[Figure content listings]

┌──

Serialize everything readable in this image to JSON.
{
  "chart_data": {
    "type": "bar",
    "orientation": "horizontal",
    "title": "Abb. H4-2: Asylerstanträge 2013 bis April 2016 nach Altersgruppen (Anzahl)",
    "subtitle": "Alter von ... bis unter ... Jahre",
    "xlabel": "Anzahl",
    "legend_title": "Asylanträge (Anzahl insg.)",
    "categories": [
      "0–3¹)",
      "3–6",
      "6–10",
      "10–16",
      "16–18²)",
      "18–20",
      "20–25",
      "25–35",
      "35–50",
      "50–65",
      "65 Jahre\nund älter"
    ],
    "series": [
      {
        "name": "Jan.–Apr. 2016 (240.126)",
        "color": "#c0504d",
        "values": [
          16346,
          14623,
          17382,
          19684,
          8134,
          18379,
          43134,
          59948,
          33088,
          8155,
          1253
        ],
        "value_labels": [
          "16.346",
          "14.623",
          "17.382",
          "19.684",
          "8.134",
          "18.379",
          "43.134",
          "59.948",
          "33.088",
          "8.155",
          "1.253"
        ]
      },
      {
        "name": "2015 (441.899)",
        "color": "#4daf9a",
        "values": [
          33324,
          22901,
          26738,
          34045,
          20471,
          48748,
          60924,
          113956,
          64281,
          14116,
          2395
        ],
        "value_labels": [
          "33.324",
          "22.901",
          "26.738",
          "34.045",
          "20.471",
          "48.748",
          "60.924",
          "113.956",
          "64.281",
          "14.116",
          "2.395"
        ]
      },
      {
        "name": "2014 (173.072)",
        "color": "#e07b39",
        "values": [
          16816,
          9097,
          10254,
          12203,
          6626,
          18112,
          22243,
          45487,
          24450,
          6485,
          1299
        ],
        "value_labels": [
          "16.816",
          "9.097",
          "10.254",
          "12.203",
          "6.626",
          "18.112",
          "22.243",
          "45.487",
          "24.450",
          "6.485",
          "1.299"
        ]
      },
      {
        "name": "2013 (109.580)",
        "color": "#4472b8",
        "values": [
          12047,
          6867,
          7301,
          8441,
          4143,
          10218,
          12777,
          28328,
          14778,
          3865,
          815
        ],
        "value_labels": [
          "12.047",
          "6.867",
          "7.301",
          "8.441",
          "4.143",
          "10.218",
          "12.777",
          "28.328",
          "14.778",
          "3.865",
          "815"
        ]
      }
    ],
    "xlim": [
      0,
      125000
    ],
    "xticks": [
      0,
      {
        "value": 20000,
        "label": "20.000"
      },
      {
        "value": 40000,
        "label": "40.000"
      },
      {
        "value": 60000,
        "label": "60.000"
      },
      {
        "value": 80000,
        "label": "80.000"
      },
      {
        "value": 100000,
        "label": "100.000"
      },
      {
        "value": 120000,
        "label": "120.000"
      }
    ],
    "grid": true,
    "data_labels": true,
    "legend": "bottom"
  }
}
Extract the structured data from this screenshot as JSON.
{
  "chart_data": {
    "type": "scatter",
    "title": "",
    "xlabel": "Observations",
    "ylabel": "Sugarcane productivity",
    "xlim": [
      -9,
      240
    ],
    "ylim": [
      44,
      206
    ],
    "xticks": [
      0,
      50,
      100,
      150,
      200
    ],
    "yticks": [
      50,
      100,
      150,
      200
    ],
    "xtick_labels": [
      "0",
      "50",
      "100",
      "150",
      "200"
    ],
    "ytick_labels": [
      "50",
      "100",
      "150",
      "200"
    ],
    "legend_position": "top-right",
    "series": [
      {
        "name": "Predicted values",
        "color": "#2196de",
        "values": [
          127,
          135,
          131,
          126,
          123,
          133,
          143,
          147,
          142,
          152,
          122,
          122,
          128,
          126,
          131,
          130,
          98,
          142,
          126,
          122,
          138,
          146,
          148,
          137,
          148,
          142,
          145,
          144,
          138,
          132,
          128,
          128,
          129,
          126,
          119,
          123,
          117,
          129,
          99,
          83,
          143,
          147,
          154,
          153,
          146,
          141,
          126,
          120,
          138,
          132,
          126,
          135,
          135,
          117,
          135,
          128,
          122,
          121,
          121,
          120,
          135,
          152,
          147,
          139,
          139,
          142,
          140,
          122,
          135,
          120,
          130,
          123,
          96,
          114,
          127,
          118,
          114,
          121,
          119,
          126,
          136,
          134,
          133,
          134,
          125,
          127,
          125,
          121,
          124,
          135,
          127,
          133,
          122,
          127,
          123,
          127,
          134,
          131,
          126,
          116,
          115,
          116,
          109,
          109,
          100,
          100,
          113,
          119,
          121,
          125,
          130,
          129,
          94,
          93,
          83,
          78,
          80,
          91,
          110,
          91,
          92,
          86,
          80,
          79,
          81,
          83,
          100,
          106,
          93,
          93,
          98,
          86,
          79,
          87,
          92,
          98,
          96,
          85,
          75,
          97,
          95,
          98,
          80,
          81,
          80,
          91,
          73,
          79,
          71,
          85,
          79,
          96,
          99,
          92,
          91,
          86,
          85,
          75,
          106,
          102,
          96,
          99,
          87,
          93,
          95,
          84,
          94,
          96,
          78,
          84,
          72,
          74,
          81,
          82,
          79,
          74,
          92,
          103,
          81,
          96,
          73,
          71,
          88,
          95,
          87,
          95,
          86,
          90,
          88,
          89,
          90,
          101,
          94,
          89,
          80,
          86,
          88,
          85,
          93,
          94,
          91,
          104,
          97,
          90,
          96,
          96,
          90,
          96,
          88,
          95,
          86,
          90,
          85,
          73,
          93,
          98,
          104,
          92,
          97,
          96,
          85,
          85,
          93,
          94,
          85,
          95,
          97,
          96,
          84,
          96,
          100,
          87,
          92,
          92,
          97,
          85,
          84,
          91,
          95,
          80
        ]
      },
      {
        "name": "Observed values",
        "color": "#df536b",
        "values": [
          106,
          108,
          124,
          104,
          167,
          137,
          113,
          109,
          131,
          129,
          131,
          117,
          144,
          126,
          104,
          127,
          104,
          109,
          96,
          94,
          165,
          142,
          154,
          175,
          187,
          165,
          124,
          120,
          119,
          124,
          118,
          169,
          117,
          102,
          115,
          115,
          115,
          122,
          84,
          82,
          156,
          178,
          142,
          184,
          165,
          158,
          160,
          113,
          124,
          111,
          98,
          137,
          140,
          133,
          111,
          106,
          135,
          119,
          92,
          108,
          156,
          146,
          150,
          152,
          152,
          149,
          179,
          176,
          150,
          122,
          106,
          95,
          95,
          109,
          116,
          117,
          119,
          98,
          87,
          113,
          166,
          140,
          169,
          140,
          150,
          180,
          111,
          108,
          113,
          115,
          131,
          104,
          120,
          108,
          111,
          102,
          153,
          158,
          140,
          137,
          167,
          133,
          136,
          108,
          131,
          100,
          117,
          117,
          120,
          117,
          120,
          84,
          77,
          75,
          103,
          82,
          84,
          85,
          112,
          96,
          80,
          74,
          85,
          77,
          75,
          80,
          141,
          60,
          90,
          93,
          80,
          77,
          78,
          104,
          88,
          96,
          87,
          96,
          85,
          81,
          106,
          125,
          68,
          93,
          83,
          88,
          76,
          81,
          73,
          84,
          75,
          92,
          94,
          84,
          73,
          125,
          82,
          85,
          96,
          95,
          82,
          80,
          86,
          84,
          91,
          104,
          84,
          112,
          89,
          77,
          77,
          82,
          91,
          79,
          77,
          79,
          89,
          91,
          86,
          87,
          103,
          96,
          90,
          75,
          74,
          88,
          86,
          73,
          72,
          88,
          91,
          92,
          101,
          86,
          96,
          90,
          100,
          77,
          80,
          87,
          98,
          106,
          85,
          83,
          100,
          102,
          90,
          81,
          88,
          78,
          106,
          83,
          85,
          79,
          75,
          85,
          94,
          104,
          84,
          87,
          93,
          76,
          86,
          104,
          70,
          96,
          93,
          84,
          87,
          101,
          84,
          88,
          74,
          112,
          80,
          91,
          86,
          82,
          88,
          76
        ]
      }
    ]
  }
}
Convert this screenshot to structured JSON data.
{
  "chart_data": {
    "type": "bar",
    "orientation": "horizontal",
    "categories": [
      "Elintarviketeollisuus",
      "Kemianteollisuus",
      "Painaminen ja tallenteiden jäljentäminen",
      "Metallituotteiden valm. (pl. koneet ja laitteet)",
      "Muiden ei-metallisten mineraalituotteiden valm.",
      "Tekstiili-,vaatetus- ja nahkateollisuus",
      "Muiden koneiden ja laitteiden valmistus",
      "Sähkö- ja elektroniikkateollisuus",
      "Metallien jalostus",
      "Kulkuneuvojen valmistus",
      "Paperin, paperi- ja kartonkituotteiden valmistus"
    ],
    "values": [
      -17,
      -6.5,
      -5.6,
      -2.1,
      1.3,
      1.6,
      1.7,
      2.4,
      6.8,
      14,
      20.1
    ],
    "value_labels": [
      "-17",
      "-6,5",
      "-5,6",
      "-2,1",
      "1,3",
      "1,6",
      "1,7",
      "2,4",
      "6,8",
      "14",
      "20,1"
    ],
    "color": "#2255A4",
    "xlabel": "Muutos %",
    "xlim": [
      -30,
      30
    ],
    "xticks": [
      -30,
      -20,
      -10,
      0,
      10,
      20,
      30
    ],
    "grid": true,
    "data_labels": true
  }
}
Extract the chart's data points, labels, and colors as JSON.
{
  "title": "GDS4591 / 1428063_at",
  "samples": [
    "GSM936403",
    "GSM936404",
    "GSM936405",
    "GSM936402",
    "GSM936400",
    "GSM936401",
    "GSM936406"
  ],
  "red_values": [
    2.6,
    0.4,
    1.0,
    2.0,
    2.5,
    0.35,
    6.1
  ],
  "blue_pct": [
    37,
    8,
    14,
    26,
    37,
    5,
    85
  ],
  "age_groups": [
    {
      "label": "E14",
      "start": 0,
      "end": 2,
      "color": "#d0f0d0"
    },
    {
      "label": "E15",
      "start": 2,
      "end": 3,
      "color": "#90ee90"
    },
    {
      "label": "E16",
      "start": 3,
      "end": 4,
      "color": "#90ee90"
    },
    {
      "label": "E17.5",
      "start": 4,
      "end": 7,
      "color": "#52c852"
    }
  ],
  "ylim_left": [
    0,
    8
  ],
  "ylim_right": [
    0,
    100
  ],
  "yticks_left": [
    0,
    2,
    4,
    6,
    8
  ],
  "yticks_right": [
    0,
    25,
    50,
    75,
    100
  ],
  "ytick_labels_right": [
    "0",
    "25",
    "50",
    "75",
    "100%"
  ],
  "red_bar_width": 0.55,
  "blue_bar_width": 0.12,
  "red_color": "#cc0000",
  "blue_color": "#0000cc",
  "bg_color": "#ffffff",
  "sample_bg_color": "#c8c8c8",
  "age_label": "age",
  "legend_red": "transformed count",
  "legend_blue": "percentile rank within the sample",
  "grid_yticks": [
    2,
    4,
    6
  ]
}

└──

▶ _Short problem_: In the entries above, find each line with the string "screenshot" and copy it.

▶ _Worked answer_:
Extract the structured data from this screenshot as JSON.
Convert this screenshot to structured JSON data.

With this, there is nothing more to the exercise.